* _Task objective_: Only lines with the string "called" matter here; gather them from the material below.

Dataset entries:
⁂

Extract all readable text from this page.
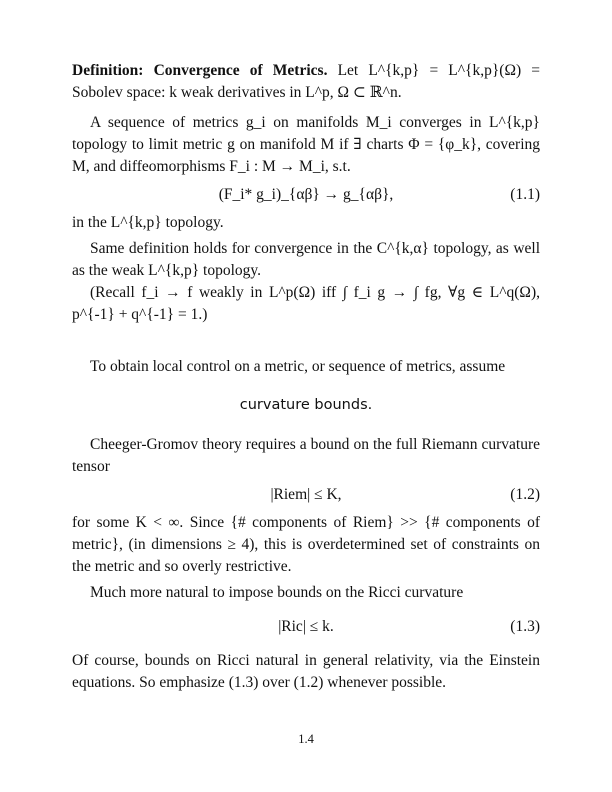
Definition: Convergence of Metrics. Let L^{k,p} = L^{k,p}(Ω) = Sobolev space: k weak derivatives in L^p, Ω ⊂ ℝ^n.

A sequence of metrics g_i on manifolds M_i converges in L^{k,p} topology to limit metric g on manifold M if ∃ charts Φ = {φ_k}, covering M, and diffeomorphisms F_i : M → M_i, s.t.

(F_i* g_i)_{αβ} → g_{αβ},	(1.1)

in the L^{k,p} topology.

Same definition holds for convergence in the C^{k,α} topology, as well as the weak L^{k,p} topology.

(Recall f_i → f weakly in L^p(Ω) iff ∫ f_i g → ∫ fg, ∀g ∈ L^q(Ω), p^{-1} + q^{-1} = 1.)

To obtain local control on a metric, or sequence of metrics, assume

curvature bounds.

Cheeger-Gromov theory requires a bound on the full Riemann curvature tensor

|Riem| ≤ K,	(1.2)

for some K < ∞. Since {# components of Riem} >> {# components of metric}, (in dimensions ≥ 4), this is overdetermined set of constraints on the metric and so overly restrictive.

Much more natural to impose bounds on the Ricci curvature

|Ric| ≤ k.	(1.3)

Of course, bounds on Ricci natural in general relativity, via the Einstein equations. So emphasize (1.3) over (1.2) whenever possible.

1.4
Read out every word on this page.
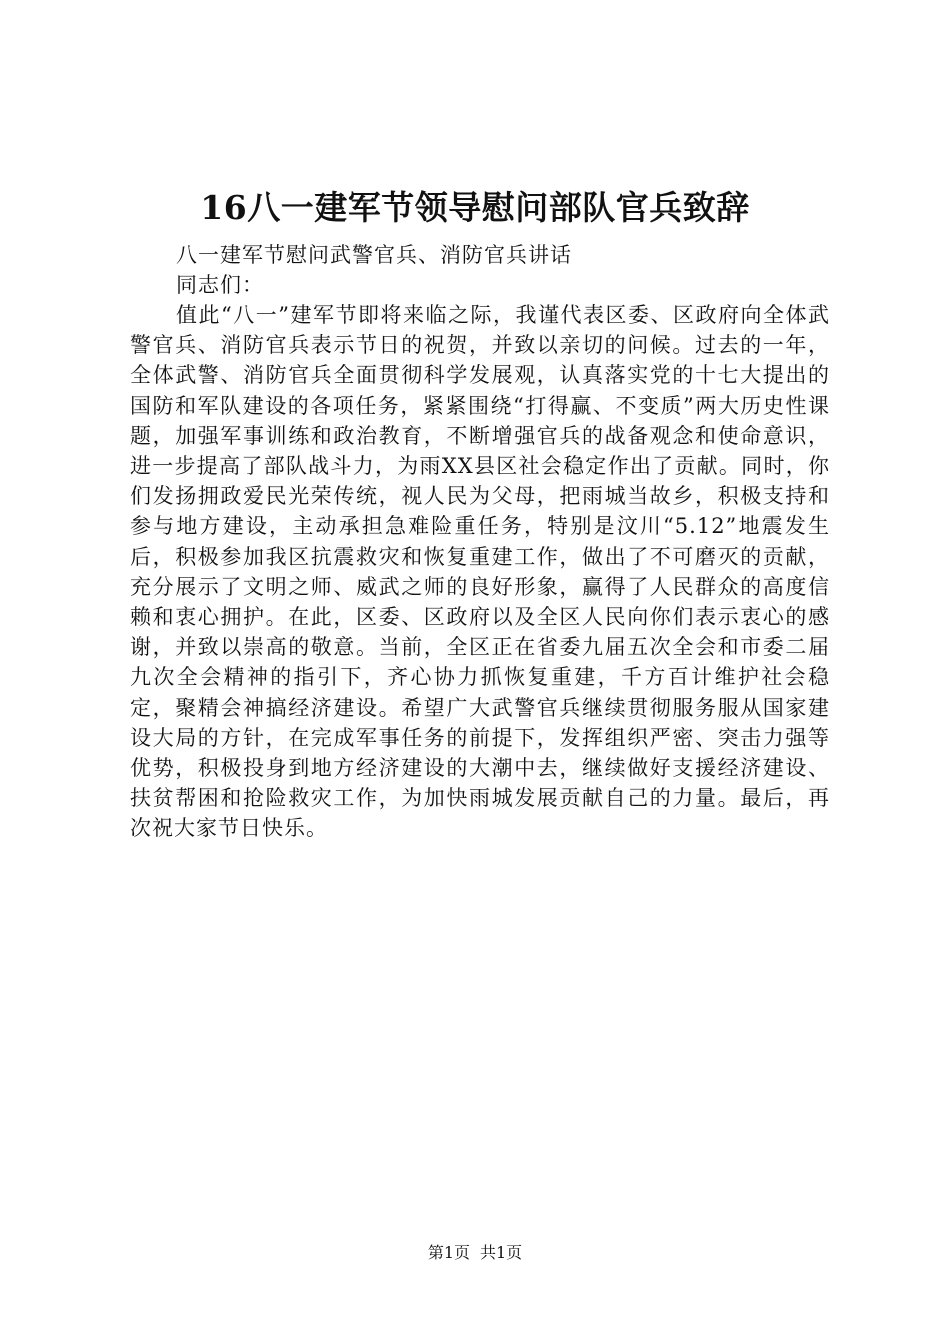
16八一建军节领导慰问部队官兵致辞
八一建军节慰问武警官兵、消防官兵讲话
同志们：

值此“八一”建军节即将来临之际，我谨代表区委、区政府向全体武警官兵、消防官兵表示节日的祝贺，并致以亲切的问候。过去的一年，全体武警、消防官兵全面贯彻科学发展观，认真落实党的十七大提出的国防和军队建设的各项任务，紧紧围绕“打得赢、不变质”两大历史性课题，加强军事训练和政治教育，不断增强官兵的战备观念和使命意识，进一步提高了部队战斗力，为雨XX县区社会稳定作出了贡献。同时，你们发扬拥政爱民光荣传统，视人民为父母，把雨城当故乡，积极支持和参与地方建设，主动承担急难险重任务，特别是汶川“5.12”地震发生后，积极参加我区抗震救灾和恢复重建工作，做出了不可磨灭的贡献，充分展示了文明之师、威武之师的良好形象，赢得了人民群众的高度信赖和衷心拥护。在此，区委、区政府以及全区人民向你们表示衷心的感谢，并致以崇高的敬意。当前，全区正在省委九届五次全会和市委二届九次全会精神的指引下，齐心协力抓恢复重建，千方百计维护社会稳定，聚精会神搞经济建设。希望广大武警官兵继续贯彻服务服从国家建设大局的方针，在完成军事任务的前提下，发挥组织严密、突击力强等优势，积极投身到地方经济建设的大潮中去，继续做好支援经济建设、扶贫帮困和抢险救灾工作，为加快雨城发展贡献自己的力量。最后，再次祝大家节日快乐。

第1页 共1页
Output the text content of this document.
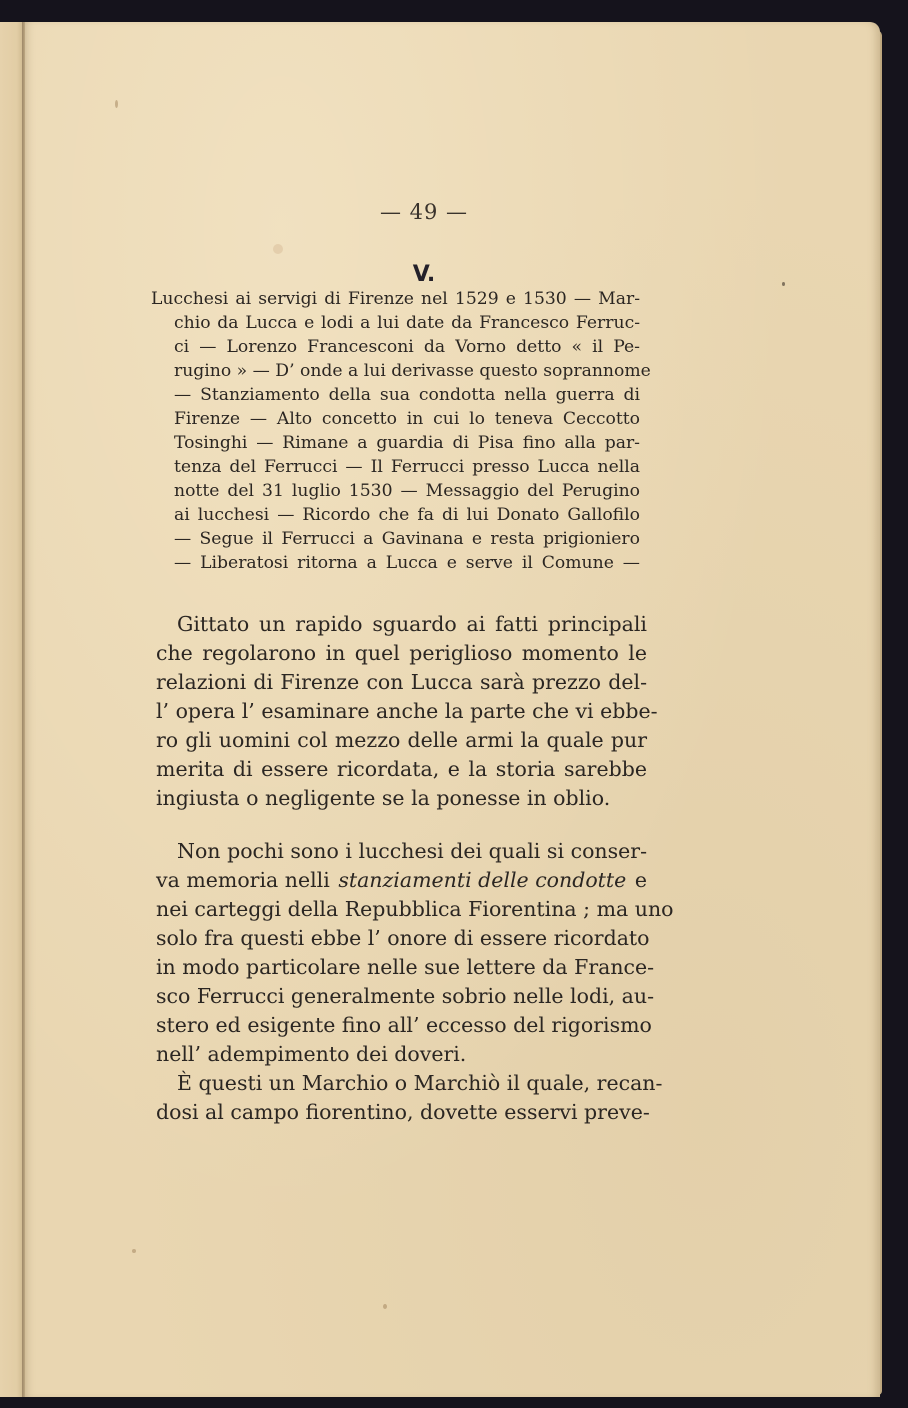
— 49 —
V.
Lucchesi ai servigi di Firenze nel 1529 e 1530 — Mar-
chio da Lucca e lodi a lui date da Francesco Ferruc-
ci — Lorenzo Francesconi da Vorno detto « il Pe-
rugino » — D’ onde a lui derivasse questo soprannome
— Stanziamento della sua condotta nella guerra di
Firenze — Alto concetto in cui lo teneva Ceccotto
Tosinghi — Rimane a guardia di Pisa fino alla par-
tenza del Ferrucci — Il Ferrucci presso Lucca nella
notte del 31 luglio 1530 — Messaggio del Perugino
ai lucchesi — Ricordo che fa di lui Donato Gallofilo
— Segue il Ferrucci a Gavinana e resta prigioniero
— Liberatosi ritorna a Lucca e serve il Comune —
Gittato un rapido sguardo ai fatti principali
che regolarono in quel periglioso momento le
relazioni di Firenze con Lucca sarà prezzo del-
l’ opera l’ esaminare anche la parte che vi ebbe-
ro gli uomini col mezzo delle armi la quale pur
merita di essere ricordata, e la storia sarebbe
ingiusta o negligente se la ponesse in oblio.
Non pochi sono i lucchesi dei quali si conser-
va memoria nelli stanziamenti delle condotte e
nei carteggi della Repubblica Fiorentina ; ma uno
solo fra questi ebbe l’ onore di essere ricordato
in modo particolare nelle sue lettere da France-
sco Ferrucci generalmente sobrio nelle lodi, au-
stero ed esigente fino all’ eccesso del rigorismo
nell’ adempimento dei doveri.
È questi un Marchio o Marchiò il quale, recan-
dosi al campo fiorentino, dovette esservi preve-
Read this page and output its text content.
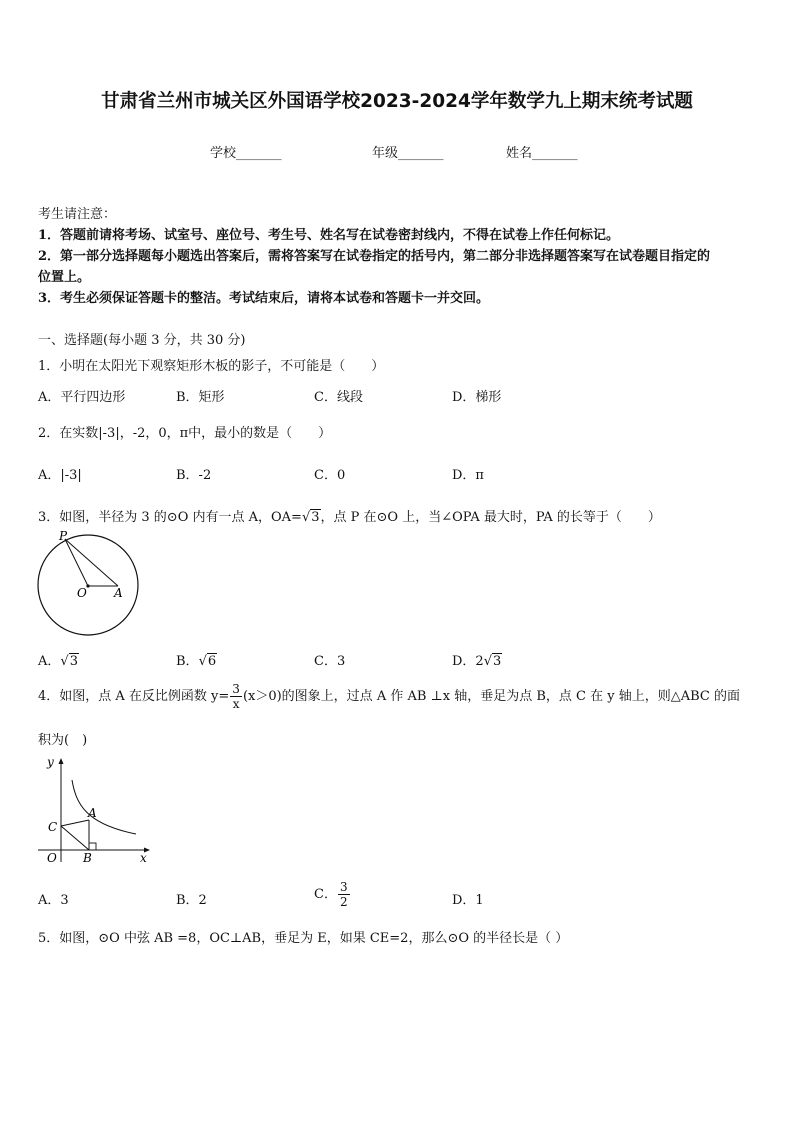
甘肃省兰州市城关区外国语学校2023-2024学年数学九上期末统考试题
学校_______	年级_______	姓名_______
考生请注意：
1．答题前请将考场、试室号、座位号、考生号、姓名写在试卷密封线内，不得在试卷上作任何标记。
2．第一部分选择题每小题选出答案后，需将答案写在试卷指定的括号内，第二部分非选择题答案写在试卷题目指定的
位置上。
3．考生必须保证答题卡的整洁。考试结束后，请将本试卷和答题卡一并交回。
一、选择题(每小题 3 分，共 30 分)
1．小明在太阳光下观察矩形木板的影子，不可能是（　　）
A．平行四边形	B．矩形	C．线段	D．梯形
2．在实数|-3|，-2，0，π中，最小的数是（　　）
A．|-3|	B．-2	C．0	D．π
3．如图，半径为 3 的⊙O 内有一点 A，OA=√3，点 P 在⊙O 上，当∠OPA 最大时，PA 的长等于（　　）
P
O A
A．√3	B．√6	C．3	D．2√3
4．如图，点 A 在反比例函数 $y= \frac{3}{x} (x>0)$的图象上，过点 A 作 AB ⊥x 轴，垂足为点 B，点 C 在 y 轴上，则△ABC 的面
积为(　)
y
x
O
A
B
C
A．3	B．2	C． $\frac{3}{2}$	D．1
5．如图，⊙O 中弦 AB =8，OC⊥AB，垂足为 E，如果 CE=2，那么⊙O 的半径长是（ ）
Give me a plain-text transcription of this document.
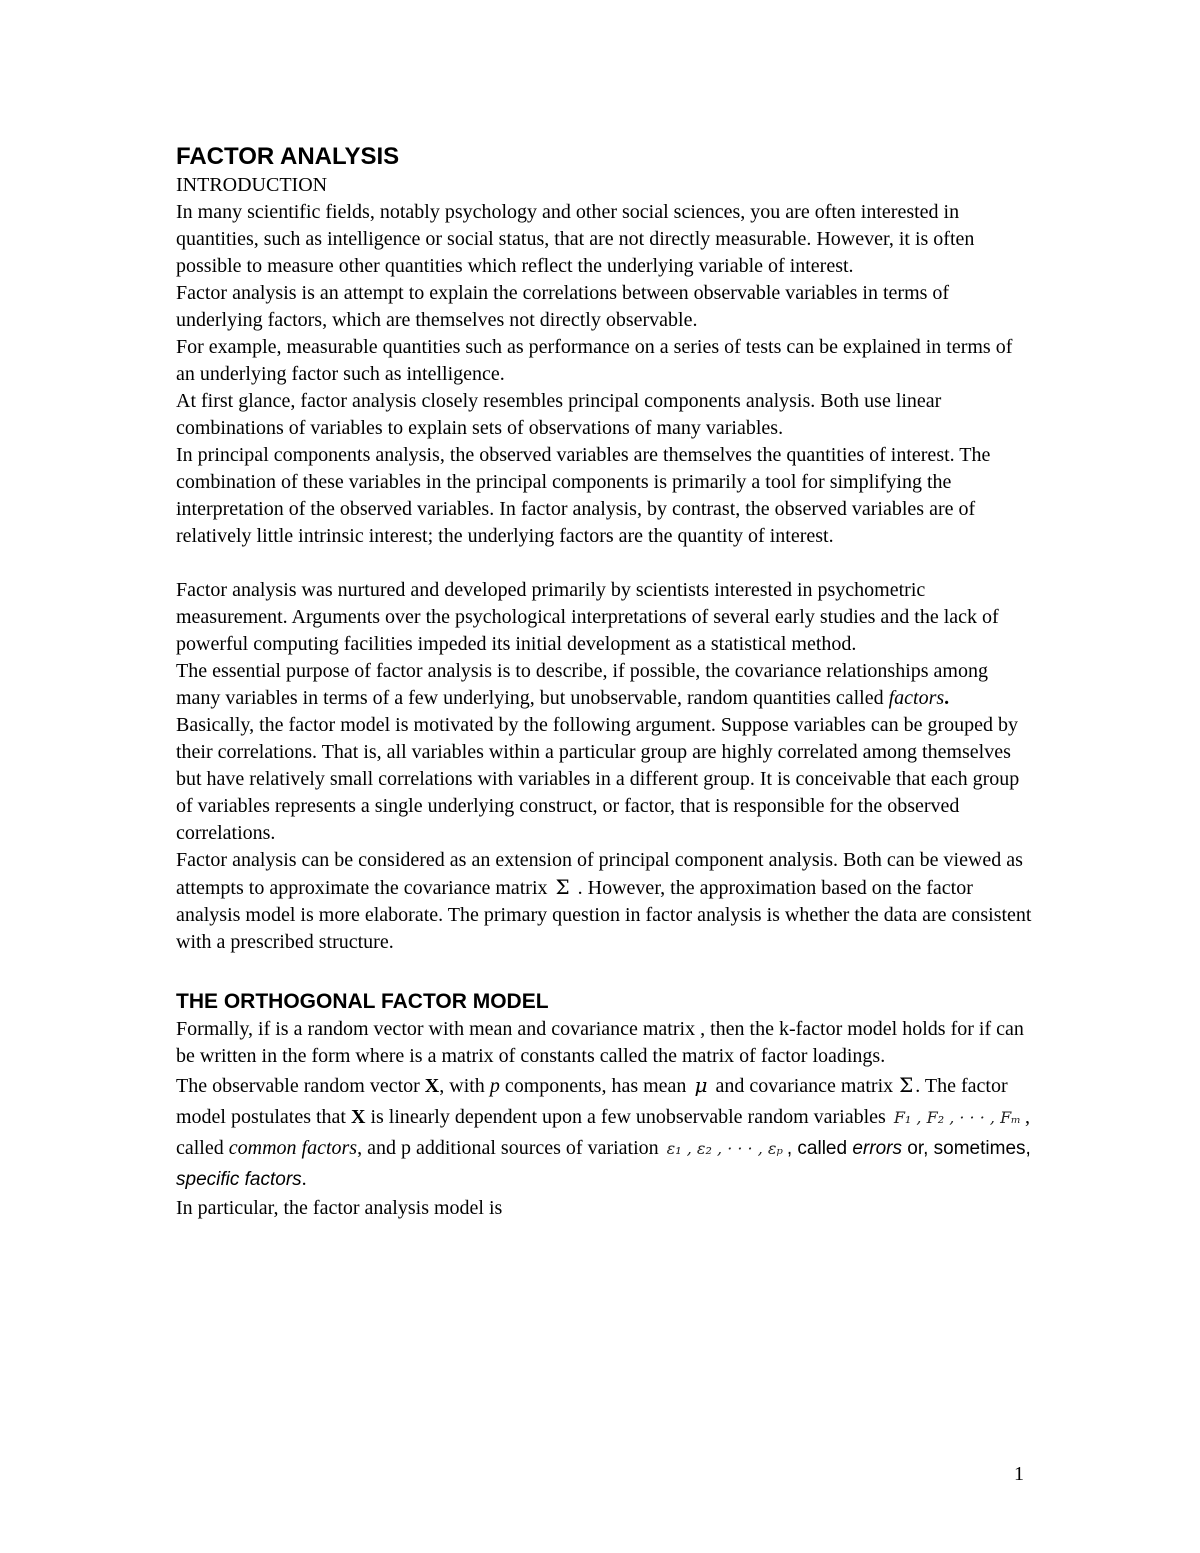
FACTOR ANALYSIS
INTRODUCTION

In many scientific fields, notably psychology and other social sciences, you are often interested in quantities, such as intelligence or social status, that are not directly measurable. However, it is often possible to measure other quantities which reflect the underlying variable of interest.

Factor analysis is an attempt to explain the correlations between observable variables in terms of underlying factors, which are themselves not directly observable.

For example, measurable quantities such as performance on a series of tests can be explained in terms of an underlying factor such as intelligence.

At first glance, factor analysis closely resembles principal components analysis. Both use linear combinations of variables to explain sets of observations of many variables.

In principal components analysis, the observed variables are themselves the quantities of interest. The combination of these variables in the principal components is primarily a tool for simplifying the interpretation of the observed variables. In factor analysis, by contrast, the observed variables are of relatively little intrinsic interest; the underlying factors are the quantity of interest.

Factor analysis was nurtured and developed primarily by scientists interested in psychometric measurement. Arguments over the psychological interpretations of several early studies and the lack of powerful computing facilities impeded its initial development as a statistical method.

The essential purpose of factor analysis is to describe, if possible, the covariance relationships among many variables in terms of a few underlying, but unobservable, random quantities called factors.

Basically, the factor model is motivated by the following argument. Suppose variables can be grouped by their correlations. That is, all variables within a particular group are highly correlated among themselves but have relatively small correlations with variables in a different group. It is conceivable that each group of variables represents a single underlying construct, or factor, that is responsible for the observed correlations.

Factor analysis can be considered as an extension of principal component analysis. Both can be viewed as attempts to approximate the covariance matrix Σ . However, the approximation based on the factor analysis model is more elaborate. The primary question in factor analysis is whether the data are consistent with a prescribed structure.

THE ORTHOGONAL FACTOR MODEL

Formally, if is a random vector with mean and covariance matrix , then the k-factor model holds for if can be written in the form where is a matrix of constants called the matrix of factor loadings.

The observable random vector X, with p components, has mean μ and covariance matrix Σ . The factor model postulates that X is linearly dependent upon a few unobservable random variables F₁ , F₂ , · · · , Fₘ , called common factors, and p additional sources of variation ε₁ , ε₂ , · · · , εₚ , called errors or, sometimes, specific factors.

In particular, the factor analysis model is

1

⁂

* _Output of the exercise_:
The essential purpose of factor analysis is to describe, if possible, the covariance relationships among many variables in terms of a few underlying, but unobservable, random quantities called factors.
Formally, if is a random vector with mean and covariance matrix , then the k-factor model holds for if can be written in the form where is a matrix of constants called the matrix of factor loadings.
The observable random vector X, with p components, has mean μ and covariance matrix Σ . The factor model postulates that X is linearly dependent upon a few unobservable random variables F₁ , F₂ , · · · , Fₘ , called common factors, and p additional sources of variation ε₁ , ε₂ , · · · , εₚ , called errors or, sometimes, specific factors.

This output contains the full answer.